What is being asked >>
Scan the entries below. List each line with "true".

Part of a data file
----------------------------------------

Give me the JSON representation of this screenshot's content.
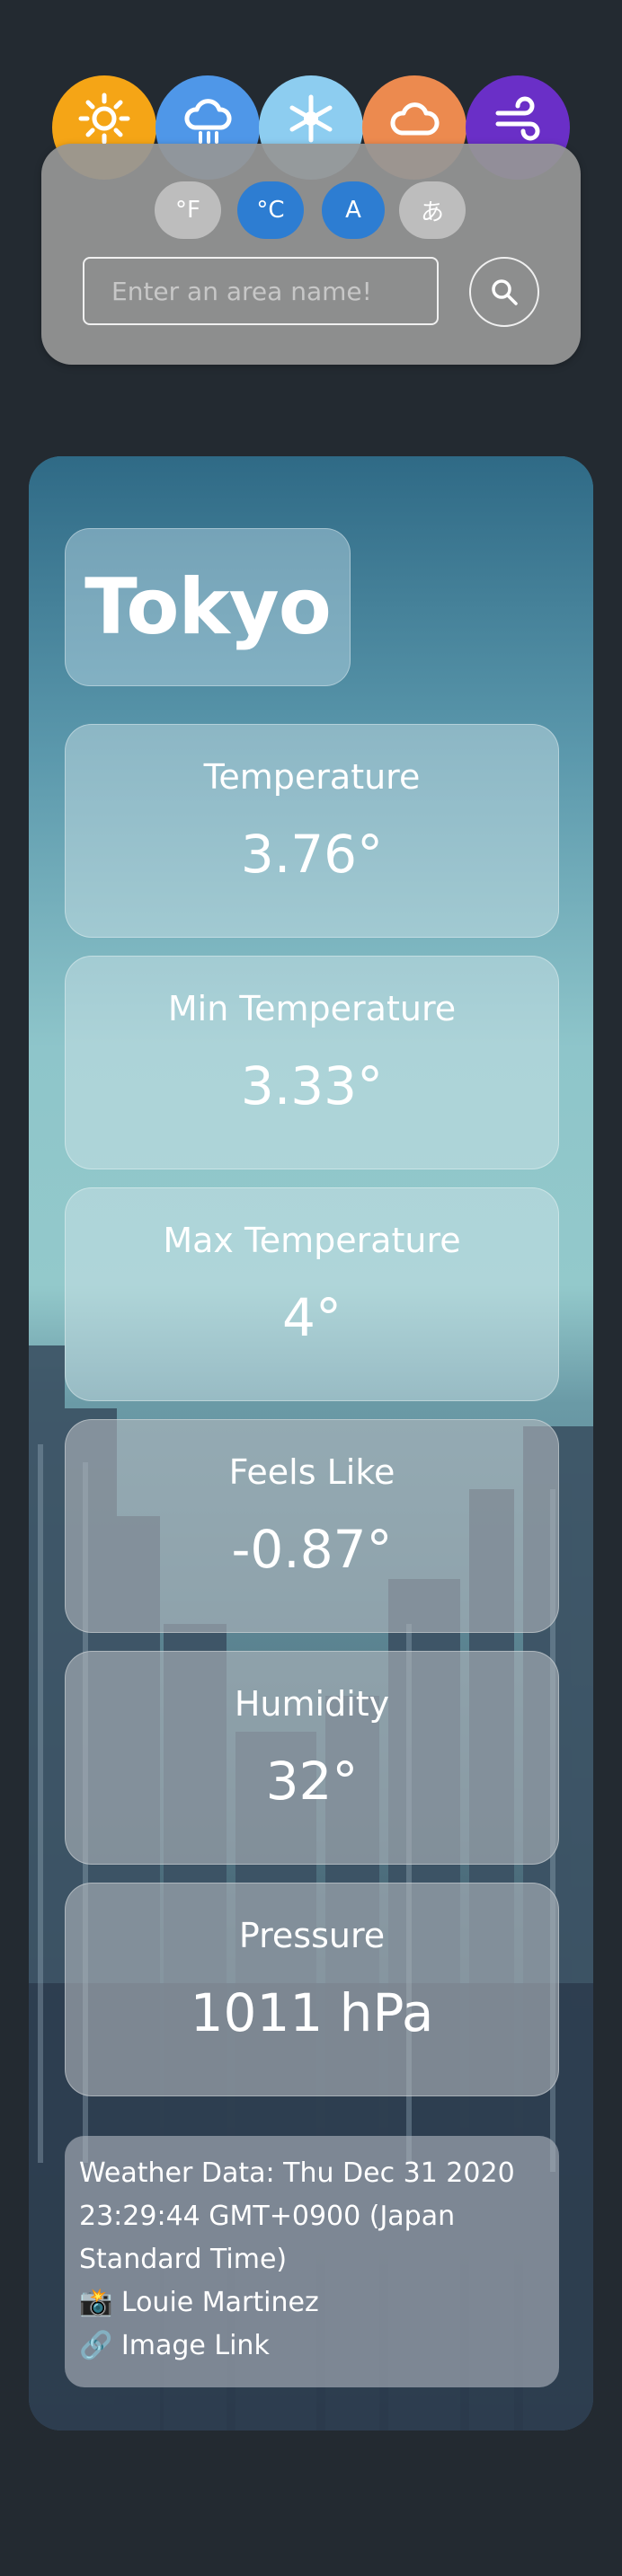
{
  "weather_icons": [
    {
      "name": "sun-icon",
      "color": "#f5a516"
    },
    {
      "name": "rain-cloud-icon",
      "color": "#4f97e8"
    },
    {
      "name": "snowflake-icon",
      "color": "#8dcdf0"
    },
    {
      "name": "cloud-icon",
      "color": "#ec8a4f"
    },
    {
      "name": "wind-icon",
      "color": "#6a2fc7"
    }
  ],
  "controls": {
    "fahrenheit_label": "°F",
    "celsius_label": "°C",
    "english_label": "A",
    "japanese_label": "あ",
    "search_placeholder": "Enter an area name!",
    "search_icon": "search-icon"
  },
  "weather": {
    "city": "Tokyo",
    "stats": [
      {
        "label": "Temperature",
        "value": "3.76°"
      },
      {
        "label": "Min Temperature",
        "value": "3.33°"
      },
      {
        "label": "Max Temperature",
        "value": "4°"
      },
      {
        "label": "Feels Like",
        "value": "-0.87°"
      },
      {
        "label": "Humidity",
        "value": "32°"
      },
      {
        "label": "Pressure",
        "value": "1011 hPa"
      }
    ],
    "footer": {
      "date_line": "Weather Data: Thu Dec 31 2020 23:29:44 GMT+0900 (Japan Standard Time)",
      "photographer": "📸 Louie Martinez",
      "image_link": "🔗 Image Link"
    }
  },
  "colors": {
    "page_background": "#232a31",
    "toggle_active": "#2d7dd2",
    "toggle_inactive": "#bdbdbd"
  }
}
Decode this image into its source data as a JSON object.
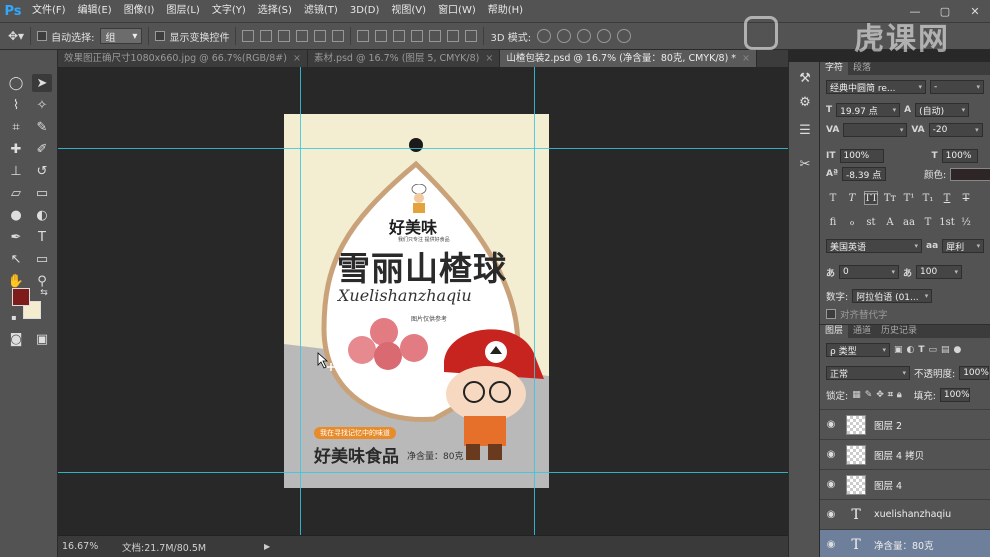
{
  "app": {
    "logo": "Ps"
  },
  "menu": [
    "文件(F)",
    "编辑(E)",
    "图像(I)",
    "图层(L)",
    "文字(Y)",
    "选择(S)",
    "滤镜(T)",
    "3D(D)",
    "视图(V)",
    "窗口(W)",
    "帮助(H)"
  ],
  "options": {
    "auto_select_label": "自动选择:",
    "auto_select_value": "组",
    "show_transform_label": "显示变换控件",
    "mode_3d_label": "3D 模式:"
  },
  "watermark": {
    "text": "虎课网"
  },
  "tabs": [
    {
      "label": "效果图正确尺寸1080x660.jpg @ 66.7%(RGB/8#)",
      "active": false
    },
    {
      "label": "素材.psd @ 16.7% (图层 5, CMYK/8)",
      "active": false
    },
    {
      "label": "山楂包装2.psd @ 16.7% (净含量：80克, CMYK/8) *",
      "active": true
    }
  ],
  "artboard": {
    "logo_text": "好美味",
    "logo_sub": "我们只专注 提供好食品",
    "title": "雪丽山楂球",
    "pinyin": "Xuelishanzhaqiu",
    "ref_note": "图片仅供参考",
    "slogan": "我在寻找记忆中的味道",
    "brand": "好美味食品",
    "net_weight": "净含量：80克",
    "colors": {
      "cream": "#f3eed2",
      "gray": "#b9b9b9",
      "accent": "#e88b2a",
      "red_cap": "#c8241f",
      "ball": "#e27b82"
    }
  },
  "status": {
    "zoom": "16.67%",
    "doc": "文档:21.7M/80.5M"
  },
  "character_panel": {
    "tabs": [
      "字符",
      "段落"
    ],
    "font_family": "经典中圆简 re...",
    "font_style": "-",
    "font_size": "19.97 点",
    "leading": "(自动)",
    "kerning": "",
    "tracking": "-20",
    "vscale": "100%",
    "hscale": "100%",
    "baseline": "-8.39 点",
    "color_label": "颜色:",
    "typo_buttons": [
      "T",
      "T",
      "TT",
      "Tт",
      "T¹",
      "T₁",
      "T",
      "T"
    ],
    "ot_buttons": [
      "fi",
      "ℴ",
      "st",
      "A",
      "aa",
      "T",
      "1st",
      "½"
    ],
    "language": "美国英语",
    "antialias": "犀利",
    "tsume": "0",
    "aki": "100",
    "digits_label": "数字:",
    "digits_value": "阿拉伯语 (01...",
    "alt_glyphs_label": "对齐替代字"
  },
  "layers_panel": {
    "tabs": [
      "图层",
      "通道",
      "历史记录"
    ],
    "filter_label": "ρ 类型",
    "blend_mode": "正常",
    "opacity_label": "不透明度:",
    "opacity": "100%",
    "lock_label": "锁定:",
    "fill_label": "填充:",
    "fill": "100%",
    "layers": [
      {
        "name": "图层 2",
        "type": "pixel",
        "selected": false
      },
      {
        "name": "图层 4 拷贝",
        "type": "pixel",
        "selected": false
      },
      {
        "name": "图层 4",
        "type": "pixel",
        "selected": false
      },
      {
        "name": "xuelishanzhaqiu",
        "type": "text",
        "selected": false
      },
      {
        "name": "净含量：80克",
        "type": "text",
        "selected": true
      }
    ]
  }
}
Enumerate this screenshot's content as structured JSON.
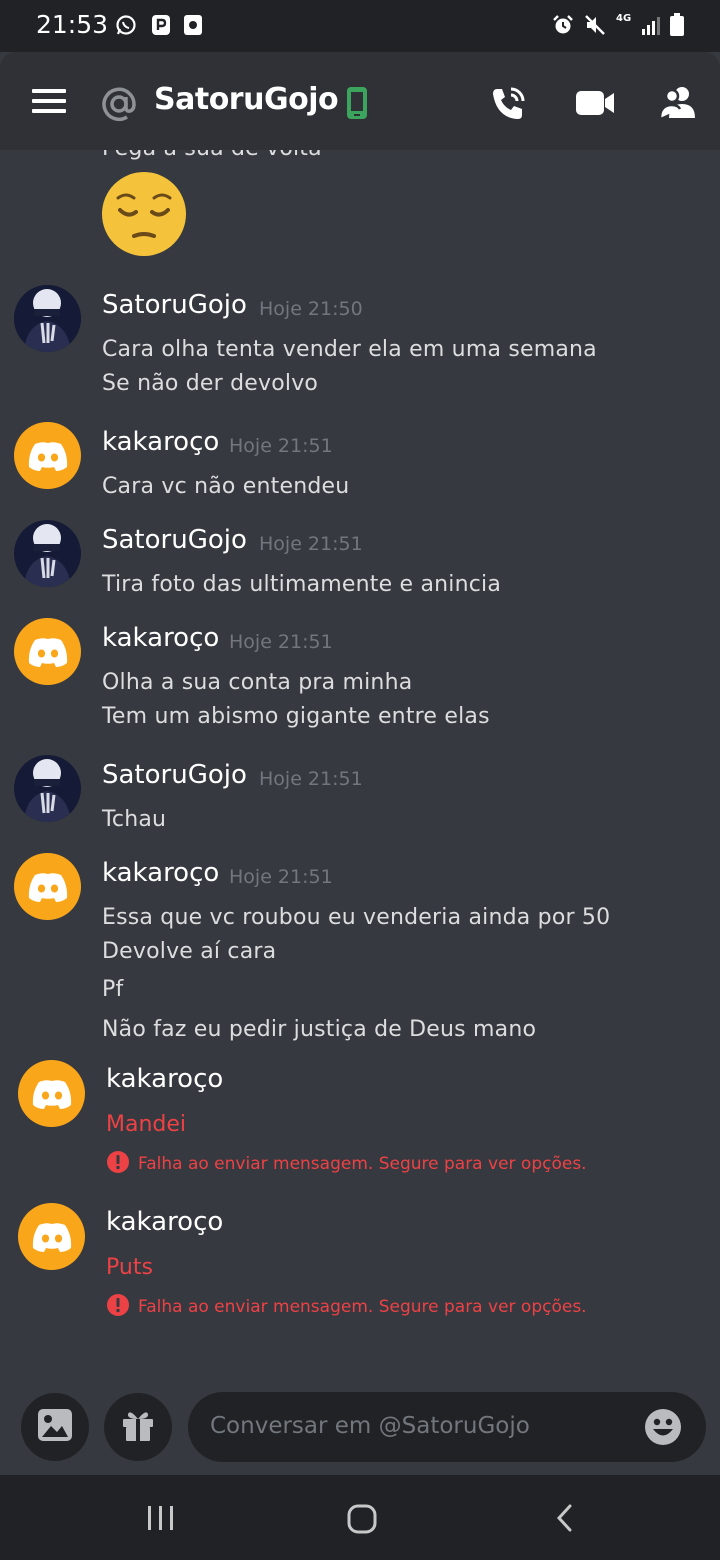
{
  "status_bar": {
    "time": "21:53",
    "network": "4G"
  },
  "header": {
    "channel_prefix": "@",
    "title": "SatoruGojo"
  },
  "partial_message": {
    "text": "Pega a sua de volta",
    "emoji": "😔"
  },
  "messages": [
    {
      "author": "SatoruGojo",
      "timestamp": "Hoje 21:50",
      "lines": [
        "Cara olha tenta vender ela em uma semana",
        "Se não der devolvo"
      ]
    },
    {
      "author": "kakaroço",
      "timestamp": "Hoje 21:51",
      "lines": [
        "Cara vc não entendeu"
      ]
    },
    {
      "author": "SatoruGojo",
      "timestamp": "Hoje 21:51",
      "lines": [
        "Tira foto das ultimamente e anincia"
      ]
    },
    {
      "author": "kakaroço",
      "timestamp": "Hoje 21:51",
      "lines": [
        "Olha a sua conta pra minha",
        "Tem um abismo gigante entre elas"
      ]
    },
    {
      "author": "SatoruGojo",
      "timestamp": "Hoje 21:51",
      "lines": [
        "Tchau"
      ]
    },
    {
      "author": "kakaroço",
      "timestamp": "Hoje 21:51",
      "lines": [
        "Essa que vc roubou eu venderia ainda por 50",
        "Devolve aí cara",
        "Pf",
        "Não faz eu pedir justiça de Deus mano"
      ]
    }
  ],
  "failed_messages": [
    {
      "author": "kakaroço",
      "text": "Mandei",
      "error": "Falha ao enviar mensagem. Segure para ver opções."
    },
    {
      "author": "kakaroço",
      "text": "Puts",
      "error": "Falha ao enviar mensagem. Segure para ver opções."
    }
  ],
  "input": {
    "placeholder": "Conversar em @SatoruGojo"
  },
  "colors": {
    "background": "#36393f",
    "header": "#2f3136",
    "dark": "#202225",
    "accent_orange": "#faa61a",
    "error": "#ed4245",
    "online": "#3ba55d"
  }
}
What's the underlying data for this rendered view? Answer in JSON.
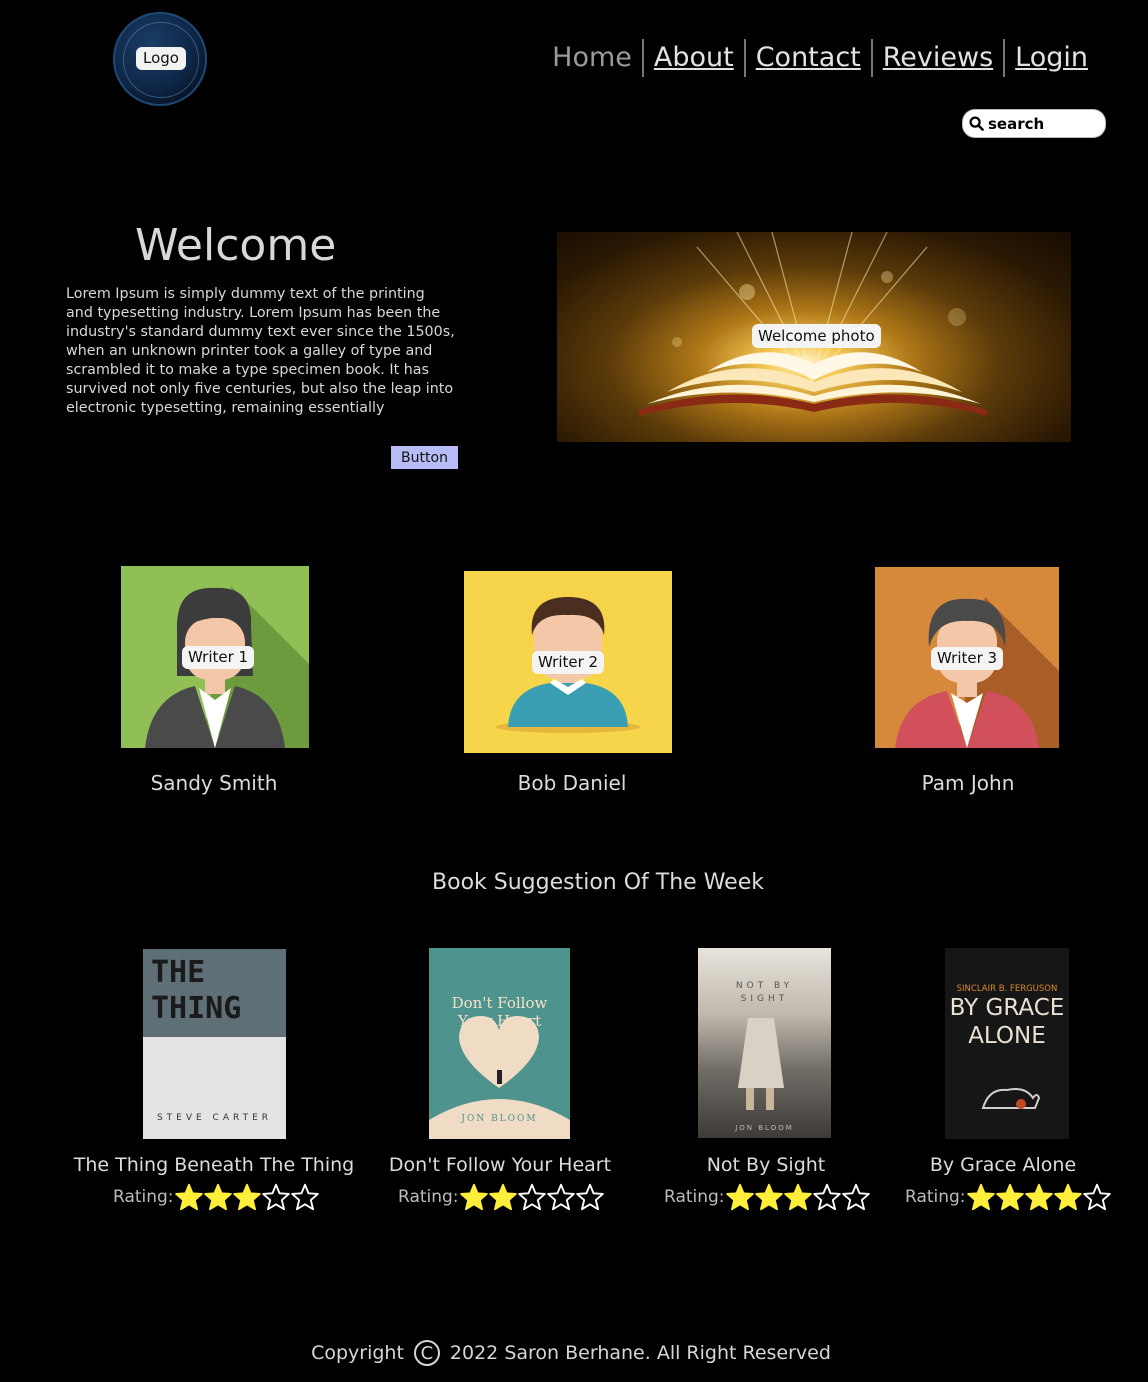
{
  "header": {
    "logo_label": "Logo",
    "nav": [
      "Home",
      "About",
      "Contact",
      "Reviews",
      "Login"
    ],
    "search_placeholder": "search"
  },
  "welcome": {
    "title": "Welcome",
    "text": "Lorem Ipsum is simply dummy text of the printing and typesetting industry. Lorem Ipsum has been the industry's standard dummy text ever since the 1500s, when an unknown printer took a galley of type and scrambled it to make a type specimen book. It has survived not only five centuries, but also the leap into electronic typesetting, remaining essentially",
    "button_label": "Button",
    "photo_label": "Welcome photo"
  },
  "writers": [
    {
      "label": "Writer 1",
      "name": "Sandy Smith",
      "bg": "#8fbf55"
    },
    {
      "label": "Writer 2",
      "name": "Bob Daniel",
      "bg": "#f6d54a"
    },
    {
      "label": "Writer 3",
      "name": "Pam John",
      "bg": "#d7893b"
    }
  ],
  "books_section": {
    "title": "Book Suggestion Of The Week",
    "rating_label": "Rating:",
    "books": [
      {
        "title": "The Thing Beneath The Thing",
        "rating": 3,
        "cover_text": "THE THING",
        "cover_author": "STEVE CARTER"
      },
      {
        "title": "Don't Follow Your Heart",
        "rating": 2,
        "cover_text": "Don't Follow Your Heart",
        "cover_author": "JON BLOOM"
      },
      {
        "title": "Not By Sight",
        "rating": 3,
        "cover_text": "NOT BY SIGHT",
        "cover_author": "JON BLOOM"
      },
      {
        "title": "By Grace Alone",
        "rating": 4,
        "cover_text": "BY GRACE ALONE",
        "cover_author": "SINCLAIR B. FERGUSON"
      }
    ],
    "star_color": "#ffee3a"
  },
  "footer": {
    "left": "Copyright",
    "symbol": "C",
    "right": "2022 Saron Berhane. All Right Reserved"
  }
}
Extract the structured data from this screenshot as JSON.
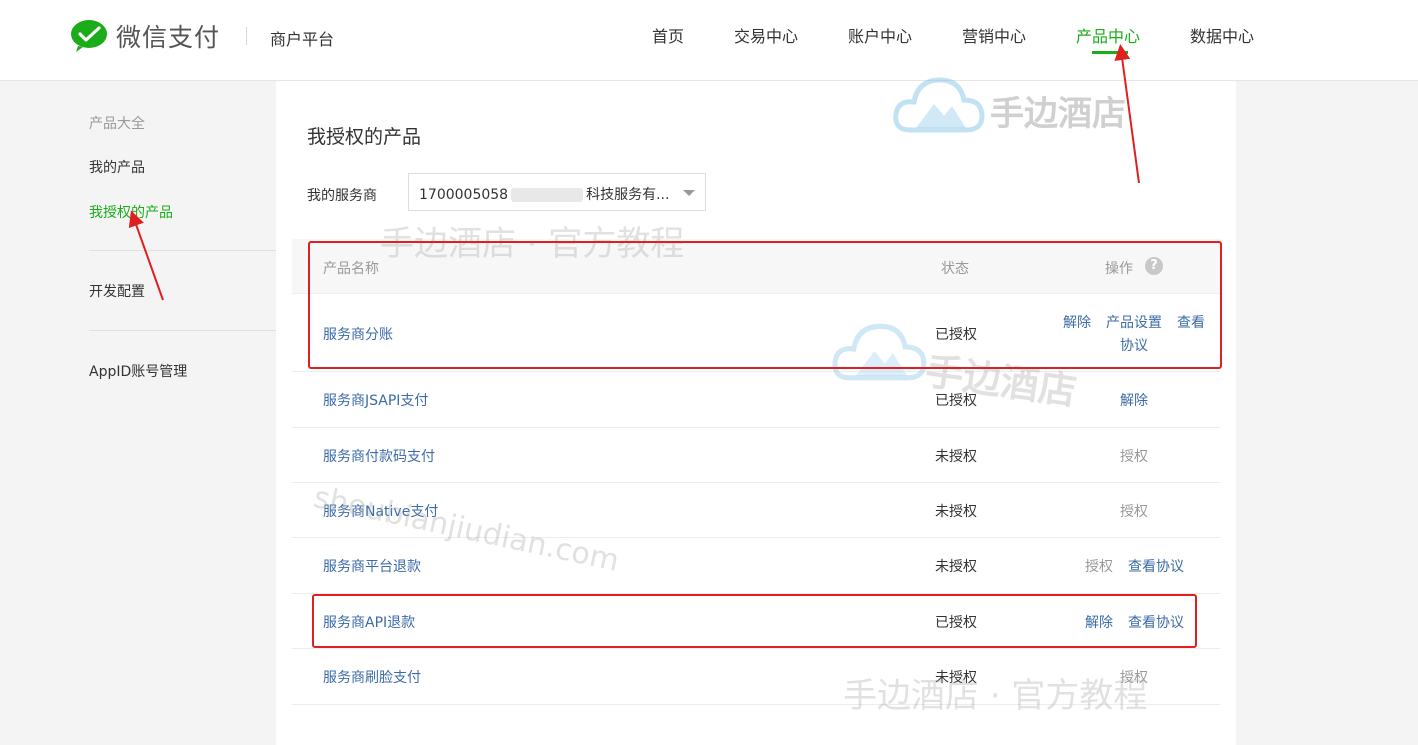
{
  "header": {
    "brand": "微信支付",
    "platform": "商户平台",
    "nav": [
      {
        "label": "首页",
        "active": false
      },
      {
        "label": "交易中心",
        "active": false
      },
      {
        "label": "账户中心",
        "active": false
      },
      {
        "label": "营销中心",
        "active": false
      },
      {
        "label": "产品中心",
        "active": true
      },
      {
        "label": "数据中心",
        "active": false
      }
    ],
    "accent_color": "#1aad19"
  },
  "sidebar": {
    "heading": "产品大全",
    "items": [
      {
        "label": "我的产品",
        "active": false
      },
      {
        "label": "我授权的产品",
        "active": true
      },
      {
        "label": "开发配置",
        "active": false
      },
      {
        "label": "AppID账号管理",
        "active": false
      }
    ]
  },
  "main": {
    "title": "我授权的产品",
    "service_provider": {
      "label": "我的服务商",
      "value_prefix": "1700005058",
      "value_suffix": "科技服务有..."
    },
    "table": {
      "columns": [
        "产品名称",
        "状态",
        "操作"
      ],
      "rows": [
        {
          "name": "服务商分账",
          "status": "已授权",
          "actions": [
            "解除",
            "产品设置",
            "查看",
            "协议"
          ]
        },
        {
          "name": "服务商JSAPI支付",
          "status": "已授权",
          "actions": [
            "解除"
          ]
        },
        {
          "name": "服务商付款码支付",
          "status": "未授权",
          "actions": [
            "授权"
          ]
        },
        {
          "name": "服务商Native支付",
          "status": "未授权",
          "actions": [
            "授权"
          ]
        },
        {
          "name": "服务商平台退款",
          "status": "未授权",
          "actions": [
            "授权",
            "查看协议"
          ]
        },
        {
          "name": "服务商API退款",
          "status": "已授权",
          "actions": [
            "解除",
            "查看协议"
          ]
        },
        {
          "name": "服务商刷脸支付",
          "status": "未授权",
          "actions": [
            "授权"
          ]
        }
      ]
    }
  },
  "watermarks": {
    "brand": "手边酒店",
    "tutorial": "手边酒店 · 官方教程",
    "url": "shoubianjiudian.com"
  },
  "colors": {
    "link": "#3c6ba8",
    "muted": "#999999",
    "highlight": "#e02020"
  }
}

----------------------------------------

Answer to this problem >>
      "active": true
        "selected": true
        "active": true
        "active": true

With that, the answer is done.